EXERCISE MATERIALS —
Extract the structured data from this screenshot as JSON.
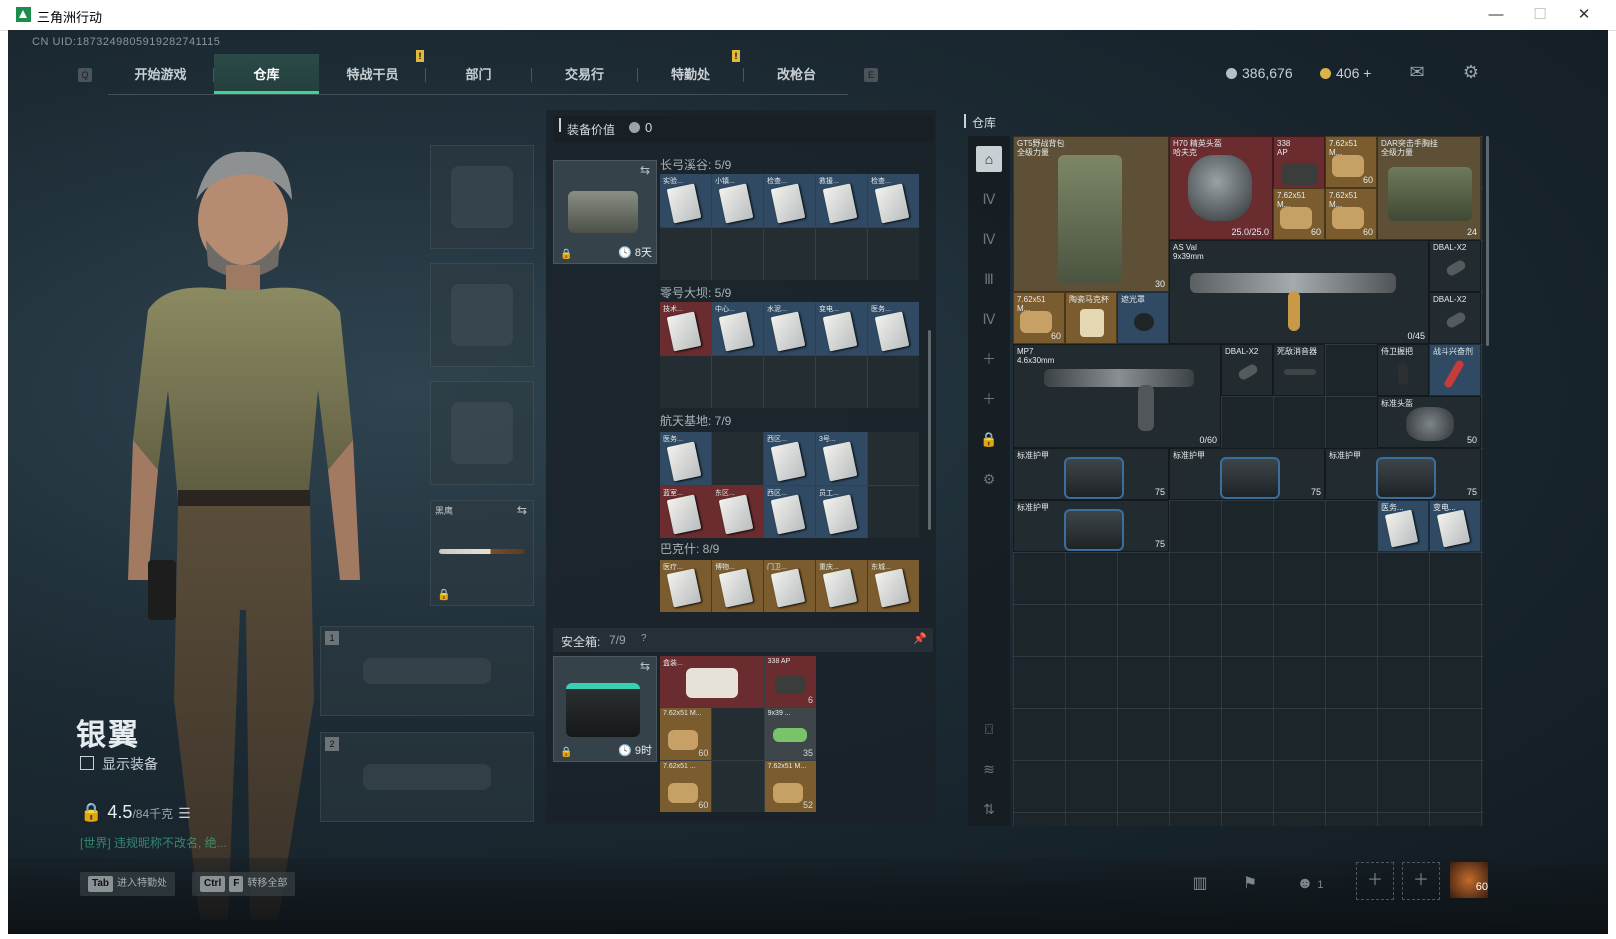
{
  "window": {
    "title": "三角洲行动",
    "min": "—",
    "max": "☐",
    "close": "✕"
  },
  "uid": "CN UID:1873249805919282741115",
  "nav": {
    "key_left": "Q",
    "key_right": "E",
    "tabs": [
      "开始游戏",
      "仓库",
      "特战干员",
      "部门",
      "交易行",
      "特勤处",
      "改枪台"
    ],
    "active": "仓库",
    "alert": "!"
  },
  "currency": {
    "silver": "386,676",
    "gold": "406 +",
    "silver_color": "#b8bfc2",
    "gold_color": "#d8b44a"
  },
  "top_icons": [
    "mail-icon",
    "gear-icon"
  ],
  "character": {
    "name": "银翼",
    "show_equipment": "显示装备",
    "weight": "4.5",
    "weight_cap": "/84千克",
    "chat": "[世界] 违规昵称不改名, 绝..."
  },
  "gear": {
    "melee_label": "黑鹰",
    "slot1": "1",
    "slot2": "2"
  },
  "equip_value": {
    "label": "装备价值",
    "value": "0"
  },
  "key_case": {
    "timer": "8天",
    "sections": [
      {
        "title": "长弓溪谷: 5/9",
        "cards": [
          "实验...",
          "小镇...",
          "检查...",
          "救援...",
          "检查..."
        ],
        "color": "blue"
      },
      {
        "title": "零号大坝: 5/9",
        "cards": [
          "技术...",
          "中心...",
          "水泥...",
          "变电...",
          "医务..."
        ],
        "color": "red"
      },
      {
        "title": "航天基地: 7/9",
        "cards": [
          "医务...",
          "",
          "西区...",
          "3号...",
          "蓝室...",
          "东区...",
          "西区...",
          "员工..."
        ],
        "color": "blue"
      },
      {
        "title": "巴克什: 8/9",
        "cards": [
          "医疗...",
          "博物...",
          "门卫...",
          "重庆...",
          "东城..."
        ],
        "color": "gold"
      }
    ]
  },
  "safe_box": {
    "label": "安全箱:",
    "count": "7/9",
    "help": "?",
    "timer": "9时",
    "items": [
      {
        "name": "盒装...",
        "count": ""
      },
      {
        "name": "338 AP",
        "count": "6"
      },
      {
        "name": "7.62x51 M...",
        "count": "60"
      },
      {
        "name": "9x39 ...",
        "count": "35"
      },
      {
        "name": "7.62x51 ...",
        "count": "60"
      },
      {
        "name": "7.62x51 M...",
        "count": "52"
      }
    ]
  },
  "warehouse": {
    "title": "仓库",
    "items": [
      {
        "name": "GT5野战背包\n全级力量",
        "count": "30"
      },
      {
        "name": "H70 精英头盔\n哈夫克",
        "dur": "25.0/25.0"
      },
      {
        "name": "338\nAP",
        "count": "7"
      },
      {
        "name": "7.62x51\nM...",
        "count": "60"
      },
      {
        "name": "DAR突击手胸挂\n全级力量",
        "count": "24"
      },
      {
        "name": "7.62x51\nM...",
        "count": "60"
      },
      {
        "name": "7.62x51\nM...",
        "count": "60"
      },
      {
        "name": "AS Val\n9x39mm",
        "count": "0/45"
      },
      {
        "name": "DBAL-X2",
        "count": ""
      },
      {
        "name": "DBAL-X2",
        "count": ""
      },
      {
        "name": "7.62x51\nM...",
        "count": "60"
      },
      {
        "name": "陶瓷马克杯",
        "count": ""
      },
      {
        "name": "遮光罩",
        "count": ""
      },
      {
        "name": "MP7\n4.6x30mm",
        "count": "0/60"
      },
      {
        "name": "DBAL-X2",
        "count": ""
      },
      {
        "name": "死敌消音器",
        "count": ""
      },
      {
        "name": "侍卫握把",
        "count": ""
      },
      {
        "name": "战斗兴奋剂",
        "count": ""
      },
      {
        "name": "标准头盔",
        "count": "50"
      },
      {
        "name": "标准护甲",
        "count": "75"
      },
      {
        "name": "标准护甲",
        "count": "75"
      },
      {
        "name": "标准护甲",
        "count": "75"
      },
      {
        "name": "标准护甲",
        "count": "75"
      },
      {
        "name": "医务...",
        "count": ""
      },
      {
        "name": "变电...",
        "count": ""
      }
    ]
  },
  "hints": [
    {
      "key": "Tab",
      "label": "进入特勤处"
    },
    {
      "key": "Ctrl",
      "key2": "F",
      "label": "转移全部"
    }
  ],
  "bottom_right": {
    "squad_count": "1",
    "ammo_count": "60"
  }
}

INSTRUCTIONS TO FOLLOW — Transcribe the entries above verbatim, omitting their pictures.

SOLUTION BELOW —
Extract the structured data from this screenshot as JSON.
{
  "window": {
    "title": "三角洲行动",
    "min": "—",
    "max": "☐",
    "close": "✕"
  },
  "uid": "CN UID:1873249805919282741115",
  "nav": {
    "key_left": "Q",
    "key_right": "E",
    "tabs": [
      "开始游戏",
      "仓库",
      "特战干员",
      "部门",
      "交易行",
      "特勤处",
      "改枪台"
    ],
    "active": "仓库",
    "alert": "!"
  },
  "currency": {
    "silver": "386,676",
    "gold": "406 +",
    "silver_color": "#b8bfc2",
    "gold_color": "#d8b44a"
  },
  "top_icons": [
    "mail-icon",
    "gear-icon"
  ],
  "character": {
    "name": "银翼",
    "show_equipment": "显示装备",
    "weight": "4.5",
    "weight_cap": "/84千克",
    "chat": "[世界] 违规昵称不改名, 绝..."
  },
  "gear": {
    "melee_label": "黑鹰",
    "slot1": "1",
    "slot2": "2"
  },
  "equip_value": {
    "label": "装备价值",
    "value": "0"
  },
  "key_case": {
    "timer": "8天",
    "sections": [
      {
        "title": "长弓溪谷: 5/9",
        "cards": [
          "实验...",
          "小镇...",
          "检查...",
          "救援...",
          "检查..."
        ],
        "color": "blue"
      },
      {
        "title": "零号大坝: 5/9",
        "cards": [
          "技术...",
          "中心...",
          "水泥...",
          "变电...",
          "医务..."
        ],
        "color": "red"
      },
      {
        "title": "航天基地: 7/9",
        "cards": [
          "医务...",
          "",
          "西区...",
          "3号...",
          "蓝室...",
          "东区...",
          "西区...",
          "员工..."
        ],
        "color": "blue"
      },
      {
        "title": "巴克什: 8/9",
        "cards": [
          "医疗...",
          "博物...",
          "门卫...",
          "重庆...",
          "东城..."
        ],
        "color": "gold"
      }
    ]
  },
  "safe_box": {
    "label": "安全箱:",
    "count": "7/9",
    "help": "?",
    "timer": "9时",
    "items": [
      {
        "name": "盒装...",
        "count": ""
      },
      {
        "name": "338 AP",
        "count": "6"
      },
      {
        "name": "7.62x51 M...",
        "count": "60"
      },
      {
        "name": "9x39 ...",
        "count": "35"
      },
      {
        "name": "7.62x51 ...",
        "count": "60"
      },
      {
        "name": "7.62x51 M...",
        "count": "52"
      }
    ]
  },
  "warehouse": {
    "title": "仓库",
    "items": [
      {
        "name": "GT5野战背包\n全级力量",
        "count": "30"
      },
      {
        "name": "H70 精英头盔\n哈夫克",
        "dur": "25.0/25.0"
      },
      {
        "name": "338\nAP",
        "count": "7"
      },
      {
        "name": "7.62x51\nM...",
        "count": "60"
      },
      {
        "name": "DAR突击手胸挂\n全级力量",
        "count": "24"
      },
      {
        "name": "7.62x51\nM...",
        "count": "60"
      },
      {
        "name": "7.62x51\nM...",
        "count": "60"
      },
      {
        "name": "AS Val\n9x39mm",
        "count": "0/45"
      },
      {
        "name": "DBAL-X2",
        "count": ""
      },
      {
        "name": "DBAL-X2",
        "count": ""
      },
      {
        "name": "7.62x51\nM...",
        "count": "60"
      },
      {
        "name": "陶瓷马克杯",
        "count": ""
      },
      {
        "name": "遮光罩",
        "count": ""
      },
      {
        "name": "MP7\n4.6x30mm",
        "count": "0/60"
      },
      {
        "name": "DBAL-X2",
        "count": ""
      },
      {
        "name": "死敌消音器",
        "count": ""
      },
      {
        "name": "侍卫握把",
        "count": ""
      },
      {
        "name": "战斗兴奋剂",
        "count": ""
      },
      {
        "name": "标准头盔",
        "count": "50"
      },
      {
        "name": "标准护甲",
        "count": "75"
      },
      {
        "name": "标准护甲",
        "count": "75"
      },
      {
        "name": "标准护甲",
        "count": "75"
      },
      {
        "name": "标准护甲",
        "count": "75"
      },
      {
        "name": "医务...",
        "count": ""
      },
      {
        "name": "变电...",
        "count": ""
      }
    ]
  },
  "hints": [
    {
      "key": "Tab",
      "label": "进入特勤处"
    },
    {
      "key": "Ctrl",
      "key2": "F",
      "label": "转移全部"
    }
  ],
  "bottom_right": {
    "squad_count": "1",
    "ammo_count": "60"
  }
}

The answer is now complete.